GIVEN RECORDS.
====

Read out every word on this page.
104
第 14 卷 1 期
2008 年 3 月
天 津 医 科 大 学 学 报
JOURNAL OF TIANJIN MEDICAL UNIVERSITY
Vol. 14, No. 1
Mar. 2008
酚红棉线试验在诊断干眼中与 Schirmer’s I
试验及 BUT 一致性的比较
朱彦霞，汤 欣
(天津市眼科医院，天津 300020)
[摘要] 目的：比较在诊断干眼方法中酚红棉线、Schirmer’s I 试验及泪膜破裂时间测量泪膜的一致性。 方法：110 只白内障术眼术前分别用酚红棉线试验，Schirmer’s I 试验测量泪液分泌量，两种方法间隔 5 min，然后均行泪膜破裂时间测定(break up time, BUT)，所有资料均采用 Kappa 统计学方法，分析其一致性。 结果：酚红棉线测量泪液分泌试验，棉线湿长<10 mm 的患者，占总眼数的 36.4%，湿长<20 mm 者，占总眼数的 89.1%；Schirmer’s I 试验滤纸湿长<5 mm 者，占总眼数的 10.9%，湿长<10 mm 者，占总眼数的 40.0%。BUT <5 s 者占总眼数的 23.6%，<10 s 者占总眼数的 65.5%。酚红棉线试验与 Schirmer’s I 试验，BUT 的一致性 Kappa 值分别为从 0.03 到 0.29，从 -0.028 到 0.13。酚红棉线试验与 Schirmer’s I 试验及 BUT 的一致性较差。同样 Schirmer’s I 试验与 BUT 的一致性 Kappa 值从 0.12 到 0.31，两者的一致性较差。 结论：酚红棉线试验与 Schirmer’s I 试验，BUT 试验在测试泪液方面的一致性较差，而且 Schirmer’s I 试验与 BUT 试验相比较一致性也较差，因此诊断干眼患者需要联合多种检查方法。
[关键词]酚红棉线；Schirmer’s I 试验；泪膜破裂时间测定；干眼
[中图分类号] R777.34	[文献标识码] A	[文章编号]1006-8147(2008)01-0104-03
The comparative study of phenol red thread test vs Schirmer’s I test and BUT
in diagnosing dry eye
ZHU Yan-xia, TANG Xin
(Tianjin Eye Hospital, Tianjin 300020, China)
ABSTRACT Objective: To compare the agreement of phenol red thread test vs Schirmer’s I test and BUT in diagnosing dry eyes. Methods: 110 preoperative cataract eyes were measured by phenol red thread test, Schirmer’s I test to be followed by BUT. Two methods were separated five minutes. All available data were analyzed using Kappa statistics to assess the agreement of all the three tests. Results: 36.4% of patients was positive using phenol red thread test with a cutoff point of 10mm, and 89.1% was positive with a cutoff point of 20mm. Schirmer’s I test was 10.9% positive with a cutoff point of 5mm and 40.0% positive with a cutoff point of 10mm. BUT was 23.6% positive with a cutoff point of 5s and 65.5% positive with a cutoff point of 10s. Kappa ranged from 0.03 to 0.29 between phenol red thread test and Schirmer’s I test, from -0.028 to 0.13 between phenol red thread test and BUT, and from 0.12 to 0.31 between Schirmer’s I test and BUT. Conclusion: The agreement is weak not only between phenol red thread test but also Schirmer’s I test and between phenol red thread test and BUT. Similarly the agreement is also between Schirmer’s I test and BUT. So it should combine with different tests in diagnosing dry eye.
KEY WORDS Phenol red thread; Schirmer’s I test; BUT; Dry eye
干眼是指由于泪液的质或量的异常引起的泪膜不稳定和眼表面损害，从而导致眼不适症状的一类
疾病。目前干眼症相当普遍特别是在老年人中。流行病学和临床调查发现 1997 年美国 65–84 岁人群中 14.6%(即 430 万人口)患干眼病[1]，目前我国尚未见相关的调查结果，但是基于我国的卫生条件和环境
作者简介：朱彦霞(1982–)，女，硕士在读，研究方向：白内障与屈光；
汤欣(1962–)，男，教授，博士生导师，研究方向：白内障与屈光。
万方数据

====

INSTRUCTIONS FOR THE TASK. Repeat every record exactly as written, please.

EXERCISE RESULT.
Read out every word on this page.
104
第 14 卷 1 期
2008 年 3 月
天 津 医 科 大 学 学 报
JOURNAL OF TIANJIN MEDICAL UNIVERSITY
Vol. 14, No. 1
Mar. 2008
酚红棉线试验在诊断干眼中与 Schirmer’s I
试验及 BUT 一致性的比较
朱彦霞，汤 欣
(天津市眼科医院，天津 300020)
[摘要] 目的：比较在诊断干眼方法中酚红棉线、Schirmer’s I 试验及泪膜破裂时间测量泪膜的一致性。 方法：110 只白内障术眼术前分别用酚红棉线试验，Schirmer’s I 试验测量泪液分泌量，两种方法间隔 5 min，然后均行泪膜破裂时间测定(break up time, BUT)，所有资料均采用 Kappa 统计学方法，分析其一致性。 结果：酚红棉线测量泪液分泌试验，棉线湿长<10 mm 的患者，占总眼数的 36.4%，湿长<20 mm 者，占总眼数的 89.1%；Schirmer’s I 试验滤纸湿长<5 mm 者，占总眼数的 10.9%，湿长<10 mm 者，占总眼数的 40.0%。BUT <5 s 者占总眼数的 23.6%，<10 s 者占总眼数的 65.5%。酚红棉线试验与 Schirmer’s I 试验，BUT 的一致性 Kappa 值分别为从 0.03 到 0.29，从 -0.028 到 0.13。酚红棉线试验与 Schirmer’s I 试验及 BUT 的一致性较差。同样 Schirmer’s I 试验与 BUT 的一致性 Kappa 值从 0.12 到 0.31，两者的一致性较差。 结论：酚红棉线试验与 Schirmer’s I 试验，BUT 试验在测试泪液方面的一致性较差，而且 Schirmer’s I 试验与 BUT 试验相比较一致性也较差，因此诊断干眼患者需要联合多种检查方法。
[关键词]酚红棉线；Schirmer’s I 试验；泪膜破裂时间测定；干眼
[中图分类号] R777.34	[文献标识码] A	[文章编号]1006-8147(2008)01-0104-03
The comparative study of phenol red thread test vs Schirmer’s I test and BUT
in diagnosing dry eye
ZHU Yan-xia, TANG Xin
(Tianjin Eye Hospital, Tianjin 300020, China)
ABSTRACT Objective: To compare the agreement of phenol red thread test vs Schirmer’s I test and BUT in diagnosing dry eyes. Methods: 110 preoperative cataract eyes were measured by phenol red thread test, Schirmer’s I test to be followed by BUT. Two methods were separated five minutes. All available data were analyzed using Kappa statistics to assess the agreement of all the three tests. Results: 36.4% of patients was positive using phenol red thread test with a cutoff point of 10mm, and 89.1% was positive with a cutoff point of 20mm. Schirmer’s I test was 10.9% positive with a cutoff point of 5mm and 40.0% positive with a cutoff point of 10mm. BUT was 23.6% positive with a cutoff point of 5s and 65.5% positive with a cutoff point of 10s. Kappa ranged from 0.03 to 0.29 between phenol red thread test and Schirmer’s I test, from -0.028 to 0.13 between phenol red thread test and BUT, and from 0.12 to 0.31 between Schirmer’s I test and BUT. Conclusion: The agreement is weak not only between phenol red thread test but also Schirmer’s I test and between phenol red thread test and BUT. Similarly the agreement is also between Schirmer’s I test and BUT. So it should combine with different tests in diagnosing dry eye.
KEY WORDS Phenol red thread; Schirmer’s I test; BUT; Dry eye
干眼是指由于泪液的质或量的异常引起的泪膜不稳定和眼表面损害，从而导致眼不适症状的一类
疾病。目前干眼症相当普遍特别是在老年人中。流行病学和临床调查发现 1997 年美国 65–84 岁人群中 14.6%(即 430 万人口)患干眼病[1]，目前我国尚未见相关的调查结果，但是基于我国的卫生条件和环境
作者简介：朱彦霞(1982–)，女，硕士在读，研究方向：白内障与屈光；
汤欣(1962–)，男，教授，博士生导师，研究方向：白内障与屈光。
万方数据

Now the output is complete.